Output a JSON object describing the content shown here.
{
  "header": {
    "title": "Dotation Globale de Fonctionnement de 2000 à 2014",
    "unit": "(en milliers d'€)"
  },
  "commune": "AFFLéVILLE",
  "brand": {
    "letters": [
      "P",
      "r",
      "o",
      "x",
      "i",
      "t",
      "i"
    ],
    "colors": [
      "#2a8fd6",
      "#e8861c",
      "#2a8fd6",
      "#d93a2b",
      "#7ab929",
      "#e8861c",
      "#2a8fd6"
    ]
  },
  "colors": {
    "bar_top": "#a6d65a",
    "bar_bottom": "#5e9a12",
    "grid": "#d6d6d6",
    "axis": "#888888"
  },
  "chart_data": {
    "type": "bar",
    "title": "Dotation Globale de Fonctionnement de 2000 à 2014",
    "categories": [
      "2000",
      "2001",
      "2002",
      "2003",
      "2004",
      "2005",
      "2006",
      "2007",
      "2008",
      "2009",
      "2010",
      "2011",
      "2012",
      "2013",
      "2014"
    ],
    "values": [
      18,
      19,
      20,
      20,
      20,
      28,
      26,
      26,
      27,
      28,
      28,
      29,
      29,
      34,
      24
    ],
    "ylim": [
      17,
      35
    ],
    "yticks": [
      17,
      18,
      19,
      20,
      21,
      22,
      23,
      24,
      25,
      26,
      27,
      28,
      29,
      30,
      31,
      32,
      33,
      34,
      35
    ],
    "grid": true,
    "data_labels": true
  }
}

........

### [Short problem]
Restate every line of the data word for word.

### [Answer for the task]
Output a JSON object describing the content shown here.
{
  "header": {
    "title": "Dotation Globale de Fonctionnement de 2000 à 2014",
    "unit": "(en milliers d'€)"
  },
  "commune": "AFFLéVILLE",
  "brand": {
    "letters": [
      "P",
      "r",
      "o",
      "x",
      "i",
      "t",
      "i"
    ],
    "colors": [
      "#2a8fd6",
      "#e8861c",
      "#2a8fd6",
      "#d93a2b",
      "#7ab929",
      "#e8861c",
      "#2a8fd6"
    ]
  },
  "colors": {
    "bar_top": "#a6d65a",
    "bar_bottom": "#5e9a12",
    "grid": "#d6d6d6",
    "axis": "#888888"
  },
  "chart_data": {
    "type": "bar",
    "title": "Dotation Globale de Fonctionnement de 2000 à 2014",
    "categories": [
      "2000",
      "2001",
      "2002",
      "2003",
      "2004",
      "2005",
      "2006",
      "2007",
      "2008",
      "2009",
      "2010",
      "2011",
      "2012",
      "2013",
      "2014"
    ],
    "values": [
      18,
      19,
      20,
      20,
      20,
      28,
      26,
      26,
      27,
      28,
      28,
      29,
      29,
      34,
      24
    ],
    "ylim": [
      17,
      35
    ],
    "yticks": [
      17,
      18,
      19,
      20,
      21,
      22,
      23,
      24,
      25,
      26,
      27,
      28,
      29,
      30,
      31,
      32,
      33,
      34,
      35
    ],
    "grid": true,
    "data_labels": true
  }
}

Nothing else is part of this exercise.